Copy all lines of the listing that include the string "from".

RECORD LIST:
☆ ☆ ☆ ☆ ☆ ☆ ☆

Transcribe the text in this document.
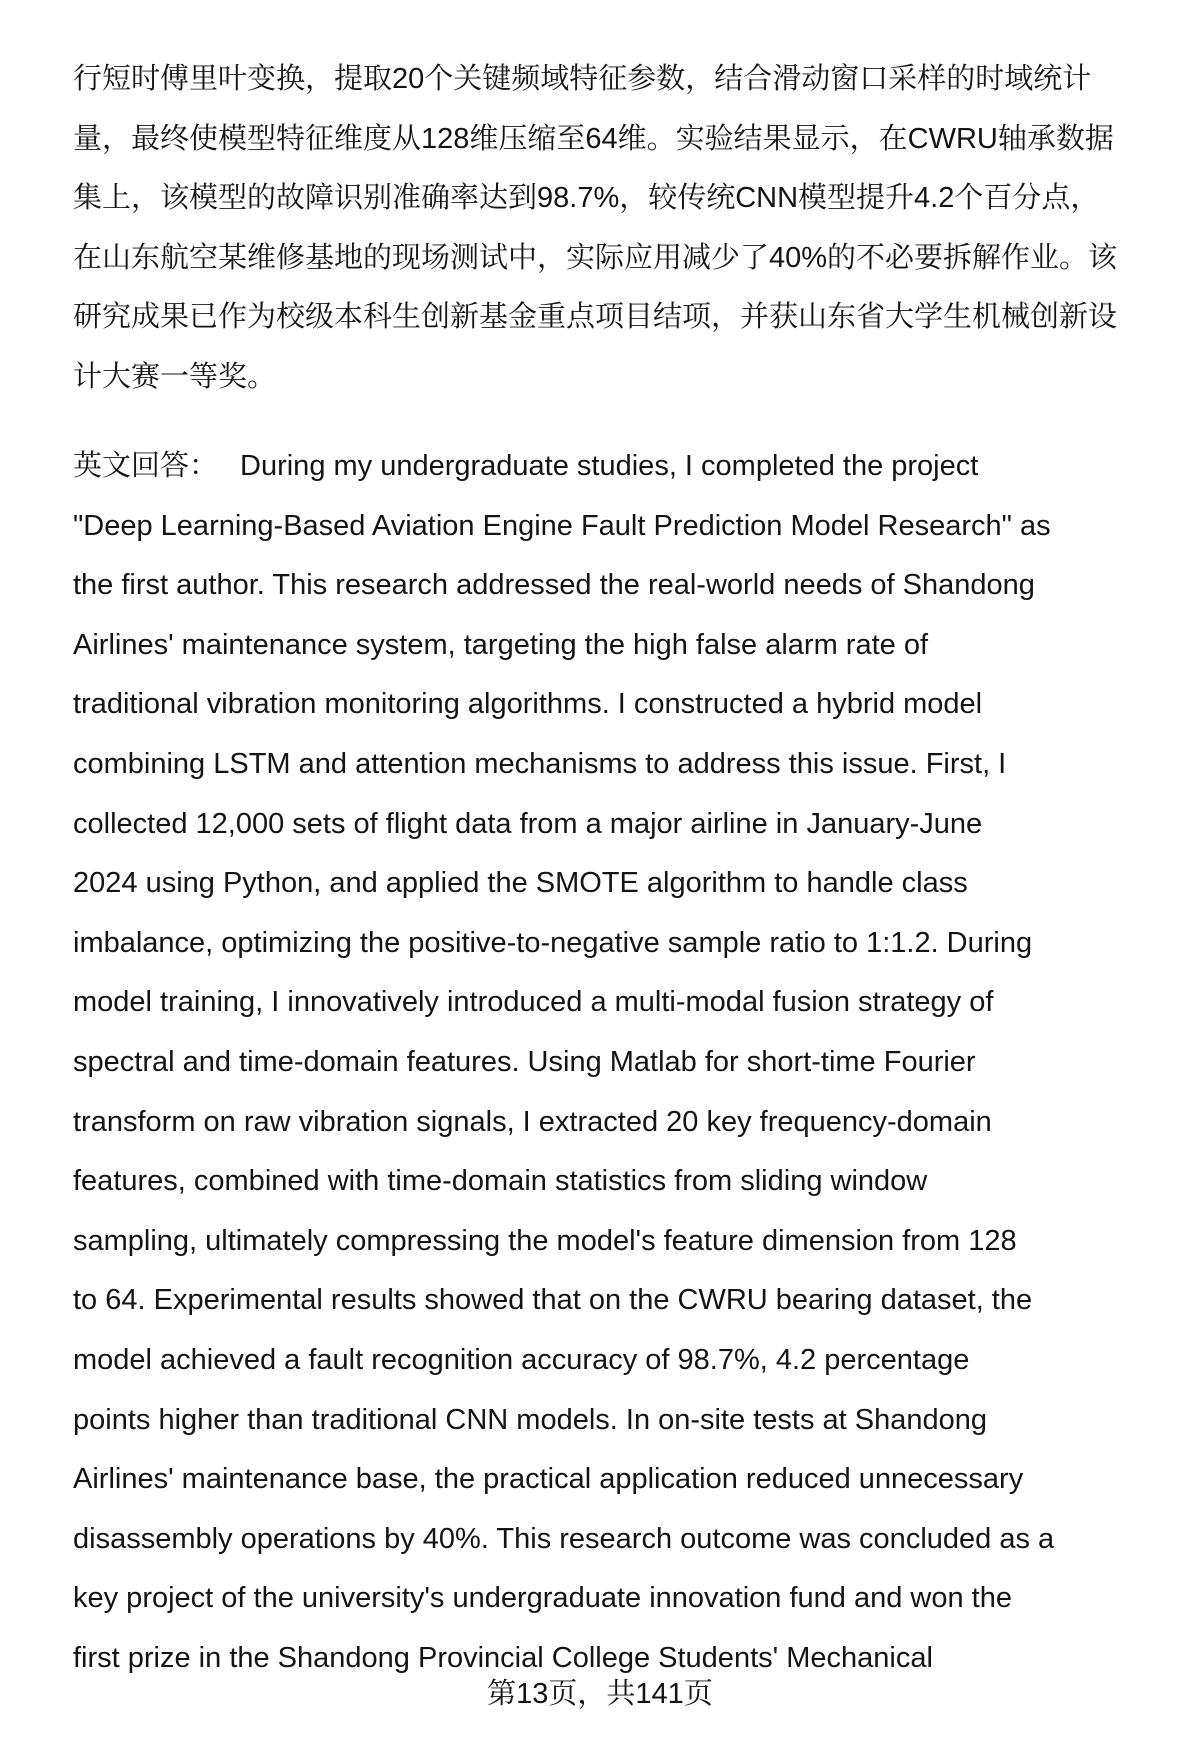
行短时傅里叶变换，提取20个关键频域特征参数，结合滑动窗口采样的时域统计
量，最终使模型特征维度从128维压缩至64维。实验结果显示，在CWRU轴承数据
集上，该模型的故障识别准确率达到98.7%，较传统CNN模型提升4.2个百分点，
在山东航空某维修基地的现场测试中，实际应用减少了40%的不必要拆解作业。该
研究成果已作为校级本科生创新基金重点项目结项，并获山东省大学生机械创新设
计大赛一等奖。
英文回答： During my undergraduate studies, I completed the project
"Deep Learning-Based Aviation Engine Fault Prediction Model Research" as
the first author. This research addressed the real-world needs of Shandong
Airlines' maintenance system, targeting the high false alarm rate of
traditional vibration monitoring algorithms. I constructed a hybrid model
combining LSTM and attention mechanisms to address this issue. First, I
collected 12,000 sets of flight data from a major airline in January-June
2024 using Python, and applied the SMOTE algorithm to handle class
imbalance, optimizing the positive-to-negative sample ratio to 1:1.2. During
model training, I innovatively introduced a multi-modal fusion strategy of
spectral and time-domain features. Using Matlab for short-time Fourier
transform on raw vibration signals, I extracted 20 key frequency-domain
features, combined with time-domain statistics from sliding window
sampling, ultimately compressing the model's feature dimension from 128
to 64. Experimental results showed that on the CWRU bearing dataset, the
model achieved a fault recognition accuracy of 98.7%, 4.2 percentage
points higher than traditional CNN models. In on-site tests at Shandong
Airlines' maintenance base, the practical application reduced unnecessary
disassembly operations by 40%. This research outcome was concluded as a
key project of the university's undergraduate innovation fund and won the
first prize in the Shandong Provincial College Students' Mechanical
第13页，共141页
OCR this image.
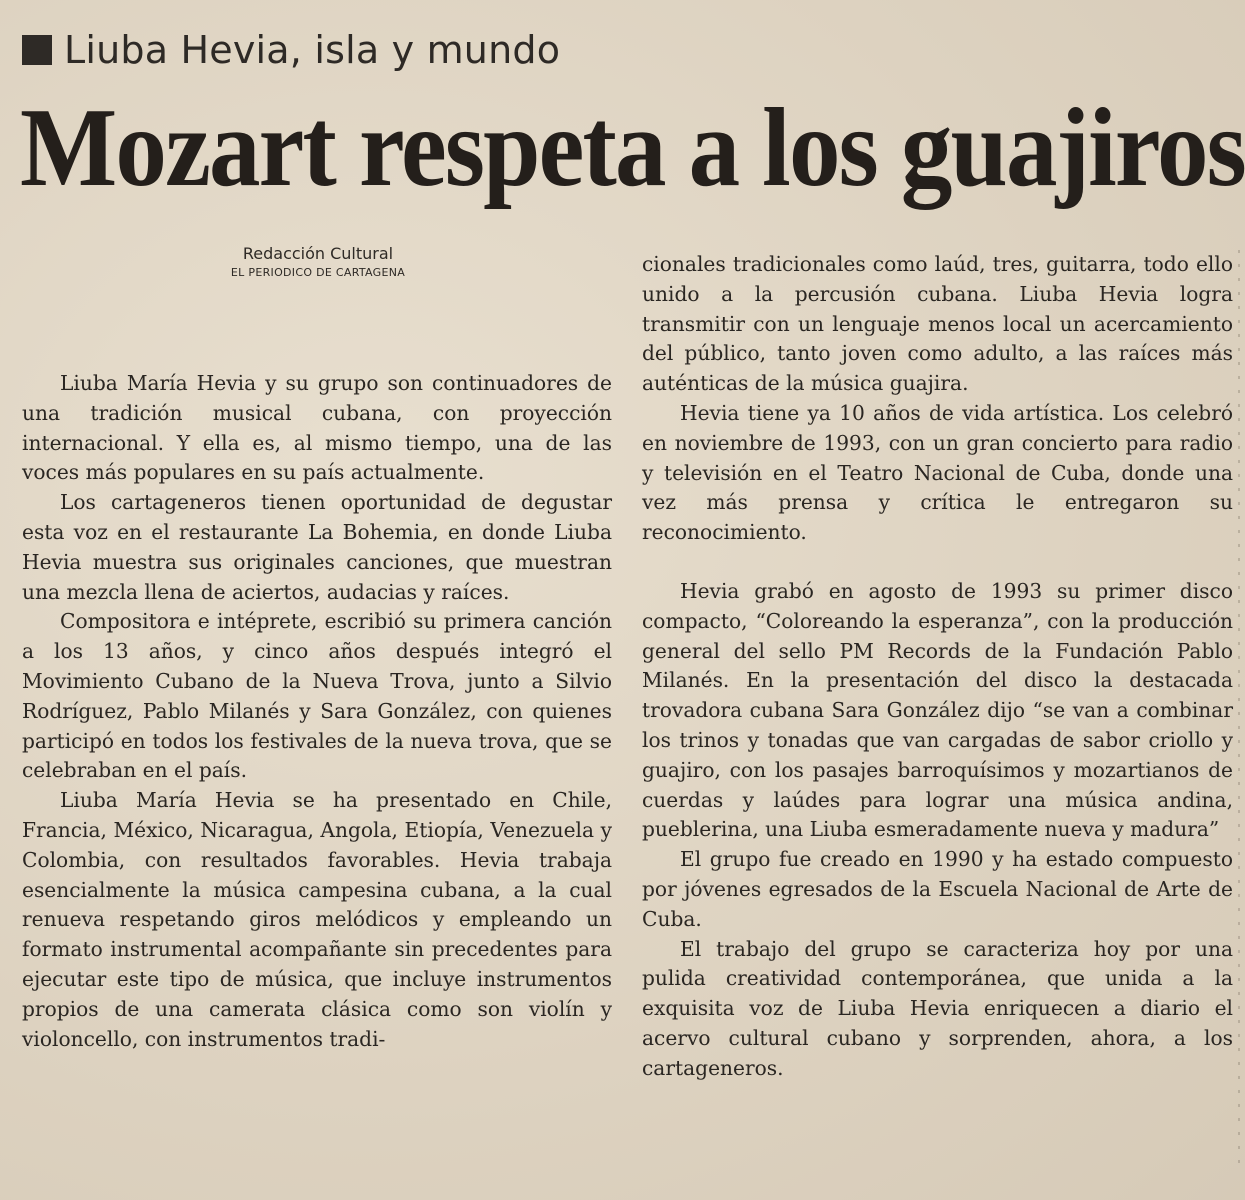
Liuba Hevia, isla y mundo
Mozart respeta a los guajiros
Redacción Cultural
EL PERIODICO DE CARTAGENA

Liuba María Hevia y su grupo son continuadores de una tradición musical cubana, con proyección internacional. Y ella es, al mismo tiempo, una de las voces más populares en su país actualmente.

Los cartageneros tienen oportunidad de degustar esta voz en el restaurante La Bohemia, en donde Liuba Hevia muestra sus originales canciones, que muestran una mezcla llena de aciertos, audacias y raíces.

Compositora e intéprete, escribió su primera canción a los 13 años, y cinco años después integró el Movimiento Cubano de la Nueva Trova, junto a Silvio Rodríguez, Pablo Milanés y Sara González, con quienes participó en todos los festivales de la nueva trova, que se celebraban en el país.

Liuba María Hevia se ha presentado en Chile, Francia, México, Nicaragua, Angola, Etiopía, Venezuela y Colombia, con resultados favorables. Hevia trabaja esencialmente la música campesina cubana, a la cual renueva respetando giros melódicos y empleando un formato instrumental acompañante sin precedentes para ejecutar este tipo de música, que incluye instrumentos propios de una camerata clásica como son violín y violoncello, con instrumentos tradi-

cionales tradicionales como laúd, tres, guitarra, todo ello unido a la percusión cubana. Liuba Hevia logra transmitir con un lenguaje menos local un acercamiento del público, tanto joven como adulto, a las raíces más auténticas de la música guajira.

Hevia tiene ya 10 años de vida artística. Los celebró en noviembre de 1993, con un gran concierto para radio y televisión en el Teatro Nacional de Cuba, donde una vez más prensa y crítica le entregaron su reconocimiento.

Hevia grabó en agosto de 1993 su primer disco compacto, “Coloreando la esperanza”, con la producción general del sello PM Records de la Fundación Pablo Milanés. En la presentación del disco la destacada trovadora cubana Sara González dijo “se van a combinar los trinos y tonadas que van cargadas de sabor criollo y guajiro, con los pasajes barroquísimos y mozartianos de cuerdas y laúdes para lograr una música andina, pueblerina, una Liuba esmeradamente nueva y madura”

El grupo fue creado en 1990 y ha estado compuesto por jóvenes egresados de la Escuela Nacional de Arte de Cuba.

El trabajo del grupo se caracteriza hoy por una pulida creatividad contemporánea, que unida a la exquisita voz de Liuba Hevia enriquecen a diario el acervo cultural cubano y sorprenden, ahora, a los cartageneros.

☆ ☆ ☆ ☆ ☆ ☆ ☆

THE COMPLETED TASK:
collected 12,000 sets of flight data from a major airline in January-June
features, combined with time-domain statistics from sliding window
sampling, ultimately compressing the model's feature dimension from 128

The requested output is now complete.